[start]

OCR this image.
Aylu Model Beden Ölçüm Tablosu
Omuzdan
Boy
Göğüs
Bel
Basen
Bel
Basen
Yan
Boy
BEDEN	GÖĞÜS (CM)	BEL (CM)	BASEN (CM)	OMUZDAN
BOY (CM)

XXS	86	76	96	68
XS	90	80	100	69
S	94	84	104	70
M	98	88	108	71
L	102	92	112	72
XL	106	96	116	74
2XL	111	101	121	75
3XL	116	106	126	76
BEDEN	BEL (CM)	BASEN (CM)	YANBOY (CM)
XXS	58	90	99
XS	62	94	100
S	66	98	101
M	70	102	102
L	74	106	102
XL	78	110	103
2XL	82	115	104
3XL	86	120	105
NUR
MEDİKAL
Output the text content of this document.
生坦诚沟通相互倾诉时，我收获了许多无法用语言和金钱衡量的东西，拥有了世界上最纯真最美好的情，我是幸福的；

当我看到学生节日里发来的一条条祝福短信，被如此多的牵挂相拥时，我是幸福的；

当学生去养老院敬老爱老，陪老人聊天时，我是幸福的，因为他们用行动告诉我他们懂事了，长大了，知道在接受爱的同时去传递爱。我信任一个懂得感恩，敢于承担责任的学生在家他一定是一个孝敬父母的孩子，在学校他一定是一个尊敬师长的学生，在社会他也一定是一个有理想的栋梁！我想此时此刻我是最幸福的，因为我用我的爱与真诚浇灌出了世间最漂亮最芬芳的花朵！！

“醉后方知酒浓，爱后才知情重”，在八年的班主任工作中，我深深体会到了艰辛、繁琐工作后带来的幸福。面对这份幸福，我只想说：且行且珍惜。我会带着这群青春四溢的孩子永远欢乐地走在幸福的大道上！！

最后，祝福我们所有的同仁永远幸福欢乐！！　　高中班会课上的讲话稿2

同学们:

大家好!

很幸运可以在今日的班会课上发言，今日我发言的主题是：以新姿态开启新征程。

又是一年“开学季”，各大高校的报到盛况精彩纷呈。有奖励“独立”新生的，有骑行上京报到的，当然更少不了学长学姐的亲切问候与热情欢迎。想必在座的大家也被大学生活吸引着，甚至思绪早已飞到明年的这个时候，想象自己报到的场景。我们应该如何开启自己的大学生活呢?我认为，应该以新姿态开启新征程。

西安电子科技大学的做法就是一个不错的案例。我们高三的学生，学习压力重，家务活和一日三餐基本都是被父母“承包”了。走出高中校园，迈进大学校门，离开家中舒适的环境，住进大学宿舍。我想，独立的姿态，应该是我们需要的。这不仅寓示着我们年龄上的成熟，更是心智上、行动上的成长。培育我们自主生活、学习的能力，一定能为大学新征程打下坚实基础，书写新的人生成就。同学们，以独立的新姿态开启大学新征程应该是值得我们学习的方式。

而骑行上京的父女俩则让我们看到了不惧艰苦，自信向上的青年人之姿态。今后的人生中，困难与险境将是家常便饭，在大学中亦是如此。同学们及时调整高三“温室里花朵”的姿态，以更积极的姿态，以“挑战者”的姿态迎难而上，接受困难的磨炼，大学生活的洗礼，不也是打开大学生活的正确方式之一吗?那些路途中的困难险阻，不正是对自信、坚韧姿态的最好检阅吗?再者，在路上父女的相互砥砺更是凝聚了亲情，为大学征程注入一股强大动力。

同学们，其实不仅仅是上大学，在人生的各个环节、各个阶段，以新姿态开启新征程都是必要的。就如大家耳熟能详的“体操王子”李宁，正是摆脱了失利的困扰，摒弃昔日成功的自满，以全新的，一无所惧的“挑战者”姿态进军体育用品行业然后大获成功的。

[end]

_TO DO_.
Exactly as they are written, print the entries again.

_RESULT_.
OCR this image.
Aylu Model Beden Ölçüm Tablosu
Omuzdan
Boy
Göğüs
Bel
Basen
Bel
Basen
Yan
Boy
BEDEN	GÖĞÜS (CM)	BEL (CM)	BASEN (CM)	OMUZDAN
BOY (CM)

XXS	86	76	96	68
XS	90	80	100	69
S	94	84	104	70
M	98	88	108	71
L	102	92	112	72
XL	106	96	116	74
2XL	111	101	121	75
3XL	116	106	126	76
BEDEN	BEL (CM)	BASEN (CM)	YANBOY (CM)
XXS	58	90	99
XS	62	94	100
S	66	98	101
M	70	102	102
L	74	106	102
XL	78	110	103
2XL	82	115	104
3XL	86	120	105
NUR
MEDİKAL
Output the text content of this document.
生坦诚沟通相互倾诉时，我收获了许多无法用语言和金钱衡量的东西，拥有了世界上最纯真最美好的情，我是幸福的；

当我看到学生节日里发来的一条条祝福短信，被如此多的牵挂相拥时，我是幸福的；

当学生去养老院敬老爱老，陪老人聊天时，我是幸福的，因为他们用行动告诉我他们懂事了，长大了，知道在接受爱的同时去传递爱。我信任一个懂得感恩，敢于承担责任的学生在家他一定是一个孝敬父母的孩子，在学校他一定是一个尊敬师长的学生，在社会他也一定是一个有理想的栋梁！我想此时此刻我是最幸福的，因为我用我的爱与真诚浇灌出了世间最漂亮最芬芳的花朵！！

“醉后方知酒浓，爱后才知情重”，在八年的班主任工作中，我深深体会到了艰辛、繁琐工作后带来的幸福。面对这份幸福，我只想说：且行且珍惜。我会带着这群青春四溢的孩子永远欢乐地走在幸福的大道上！！

最后，祝福我们所有的同仁永远幸福欢乐！！　　高中班会课上的讲话稿2

同学们:

大家好!

很幸运可以在今日的班会课上发言，今日我发言的主题是：以新姿态开启新征程。

又是一年“开学季”，各大高校的报到盛况精彩纷呈。有奖励“独立”新生的，有骑行上京报到的，当然更少不了学长学姐的亲切问候与热情欢迎。想必在座的大家也被大学生活吸引着，甚至思绪早已飞到明年的这个时候，想象自己报到的场景。我们应该如何开启自己的大学生活呢?我认为，应该以新姿态开启新征程。

西安电子科技大学的做法就是一个不错的案例。我们高三的学生，学习压力重，家务活和一日三餐基本都是被父母“承包”了。走出高中校园，迈进大学校门，离开家中舒适的环境，住进大学宿舍。我想，独立的姿态，应该是我们需要的。这不仅寓示着我们年龄上的成熟，更是心智上、行动上的成长。培育我们自主生活、学习的能力，一定能为大学新征程打下坚实基础，书写新的人生成就。同学们，以独立的新姿态开启大学新征程应该是值得我们学习的方式。

而骑行上京的父女俩则让我们看到了不惧艰苦，自信向上的青年人之姿态。今后的人生中，困难与险境将是家常便饭，在大学中亦是如此。同学们及时调整高三“温室里花朵”的姿态，以更积极的姿态，以“挑战者”的姿态迎难而上，接受困难的磨炼，大学生活的洗礼，不也是打开大学生活的正确方式之一吗?那些路途中的困难险阻，不正是对自信、坚韧姿态的最好检阅吗?再者，在路上父女的相互砥砺更是凝聚了亲情，为大学征程注入一股强大动力。

同学们，其实不仅仅是上大学，在人生的各个环节、各个阶段，以新姿态开启新征程都是必要的。就如大家耳熟能详的“体操王子”李宁，正是摆脱了失利的困扰，摒弃昔日成功的自满，以全新的，一无所惧的“挑战者”姿态进军体育用品行业然后大获成功的。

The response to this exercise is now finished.